> _TASK_: Lines containing "الرياضية" are to be counted. Give the number and nothing more.

> _LISTING_:
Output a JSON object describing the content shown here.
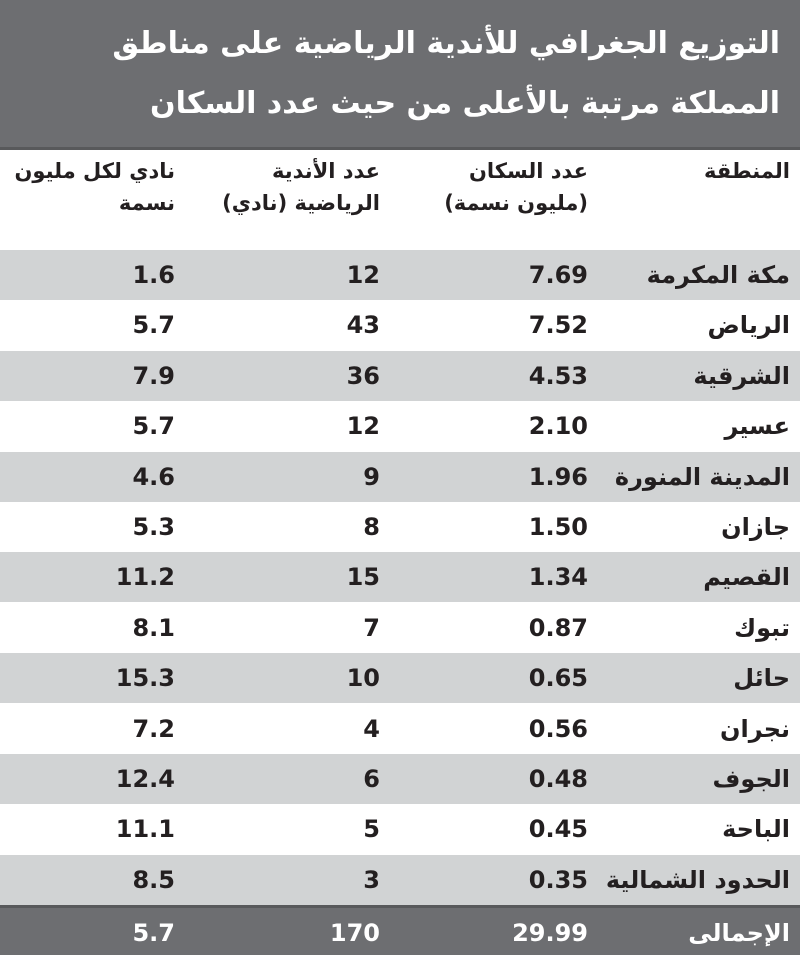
{
  "title": {
    "line1": "التوزيع الجغرافي للأندية الرياضية على مناطق",
    "line2": "المملكة مرتبة  بالأعلى من حيث عدد السكان"
  },
  "table": {
    "headers": {
      "region": "المنطقة",
      "population_1": "عدد السكان",
      "population_2": "(مليون نسمة)",
      "clubs_1": "عدد الأندية",
      "clubs_2": "الرياضية (نادي)",
      "per_million_1": "نادي لكل مليون",
      "per_million_2": "نسمة"
    },
    "rows": [
      {
        "region": "مكة المكرمة",
        "population": "7.69",
        "clubs": "12",
        "per_million": "1.6"
      },
      {
        "region": "الرياض",
        "population": "7.52",
        "clubs": "43",
        "per_million": "5.7"
      },
      {
        "region": "الشرقية",
        "population": "4.53",
        "clubs": "36",
        "per_million": "7.9"
      },
      {
        "region": "عسير",
        "population": "2.10",
        "clubs": "12",
        "per_million": "5.7"
      },
      {
        "region": "المدينة المنورة",
        "population": "1.96",
        "clubs": "9",
        "per_million": "4.6"
      },
      {
        "region": "جازان",
        "population": "1.50",
        "clubs": "8",
        "per_million": "5.3"
      },
      {
        "region": "القصيم",
        "population": "1.34",
        "clubs": "15",
        "per_million": "11.2"
      },
      {
        "region": "تبوك",
        "population": "0.87",
        "clubs": "7",
        "per_million": "8.1"
      },
      {
        "region": "حائل",
        "population": "0.65",
        "clubs": "10",
        "per_million": "15.3"
      },
      {
        "region": "نجران",
        "population": "0.56",
        "clubs": "4",
        "per_million": "7.2"
      },
      {
        "region": "الجوف",
        "population": "0.48",
        "clubs": "6",
        "per_million": "12.4"
      },
      {
        "region": "الباحة",
        "population": "0.45",
        "clubs": "5",
        "per_million": "11.1"
      },
      {
        "region": "الحدود الشمالية",
        "population": "0.35",
        "clubs": "3",
        "per_million": "8.5"
      }
    ],
    "total": {
      "region": "الإجمالى",
      "population": "29.99",
      "clubs": "170",
      "per_million": "5.7"
    }
  },
  "colors": {
    "band": "#6d6e71",
    "stripe": "#d1d3d4",
    "text": "#231f20"
  }
}
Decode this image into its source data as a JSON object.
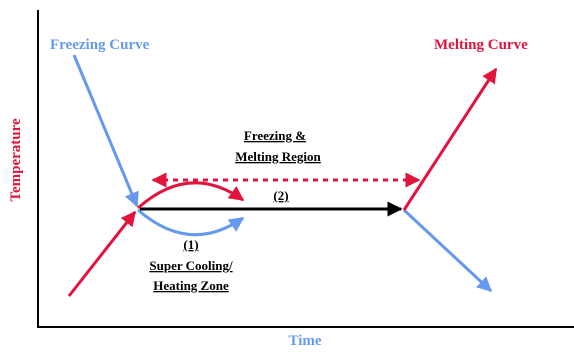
{
  "labels": {
    "freezing_curve": "Freezing Curve",
    "melting_curve": "Melting Curve",
    "region_line1": "Freezing &",
    "region_line2": "Melting Region",
    "path_2": "(2)",
    "path_1": "(1)",
    "zone_line1": "Super Cooling/",
    "zone_line2": "Heating Zone",
    "y_axis": "Temperature",
    "x_axis": "Time"
  },
  "colors": {
    "freezing": "#6699ee",
    "melting": "#e0143c",
    "axis": "#000000",
    "path_2": "#000000"
  }
}
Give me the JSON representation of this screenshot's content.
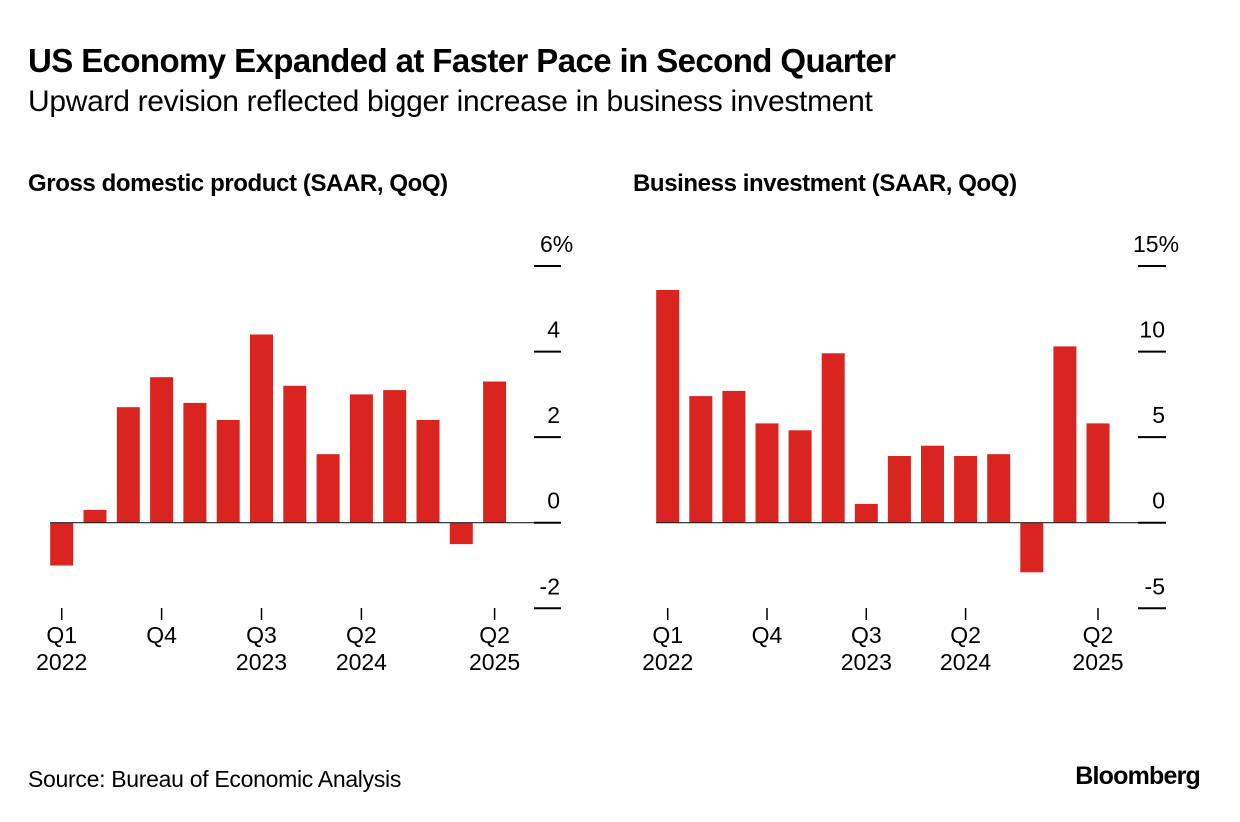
{
  "header": {
    "title": "US Economy Expanded at Faster Pace in Second Quarter",
    "subtitle": "Upward revision reflected bigger increase in business investment"
  },
  "footer": {
    "source": "Source: Bureau of Economic Analysis",
    "logo": "Bloomberg"
  },
  "colors": {
    "bar": "#DA2420",
    "axis": "#222222"
  },
  "chart_data": [
    {
      "type": "bar",
      "title": "Gross domestic product (SAAR, QoQ)",
      "xlabel": "",
      "ylabel": "",
      "unit": "%",
      "categories": [
        "Q1 2022",
        "Q2 2022",
        "Q3 2022",
        "Q4 2022",
        "Q1 2023",
        "Q2 2023",
        "Q3 2023",
        "Q4 2023",
        "Q1 2024",
        "Q2 2024",
        "Q3 2024",
        "Q4 2024",
        "Q1 2025",
        "Q2 2025"
      ],
      "values": [
        -1.0,
        0.3,
        2.7,
        3.4,
        2.8,
        2.4,
        4.4,
        3.2,
        1.6,
        3.0,
        3.1,
        2.4,
        -0.5,
        3.3
      ],
      "ylim": [
        -2,
        6
      ],
      "yticks": [
        6,
        4,
        2,
        0,
        -2
      ],
      "ytick_labels": [
        "6%",
        "4",
        "2",
        "0",
        "-2"
      ],
      "xticks": [
        {
          "index": 0,
          "line1": "Q1",
          "line2": "2022"
        },
        {
          "index": 3,
          "line1": "Q4",
          "line2": ""
        },
        {
          "index": 6,
          "line1": "Q3",
          "line2": "2023"
        },
        {
          "index": 9,
          "line1": "Q2",
          "line2": "2024"
        },
        {
          "index": 13,
          "line1": "Q2",
          "line2": "2025"
        }
      ],
      "grid": false,
      "yaxis_side": "right"
    },
    {
      "type": "bar",
      "title": "Business investment (SAAR, QoQ)",
      "xlabel": "",
      "ylabel": "",
      "unit": "%",
      "categories": [
        "Q1 2022",
        "Q2 2022",
        "Q3 2022",
        "Q4 2022",
        "Q1 2023",
        "Q2 2023",
        "Q3 2023",
        "Q4 2023",
        "Q1 2024",
        "Q2 2024",
        "Q3 2024",
        "Q4 2024",
        "Q1 2025",
        "Q2 2025"
      ],
      "values": [
        13.6,
        7.4,
        7.7,
        5.8,
        5.4,
        9.9,
        1.1,
        3.9,
        4.5,
        3.9,
        4.0,
        -2.9,
        10.3,
        5.8
      ],
      "ylim": [
        -5,
        15
      ],
      "yticks": [
        15,
        10,
        5,
        0,
        -5
      ],
      "ytick_labels": [
        "15%",
        "10",
        "5",
        "0",
        "-5"
      ],
      "xticks": [
        {
          "index": 0,
          "line1": "Q1",
          "line2": "2022"
        },
        {
          "index": 3,
          "line1": "Q4",
          "line2": ""
        },
        {
          "index": 6,
          "line1": "Q3",
          "line2": "2023"
        },
        {
          "index": 9,
          "line1": "Q2",
          "line2": "2024"
        },
        {
          "index": 13,
          "line1": "Q2",
          "line2": "2025"
        }
      ],
      "grid": false,
      "yaxis_side": "right"
    }
  ]
}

> _EXERCISE SOLUTION_: 2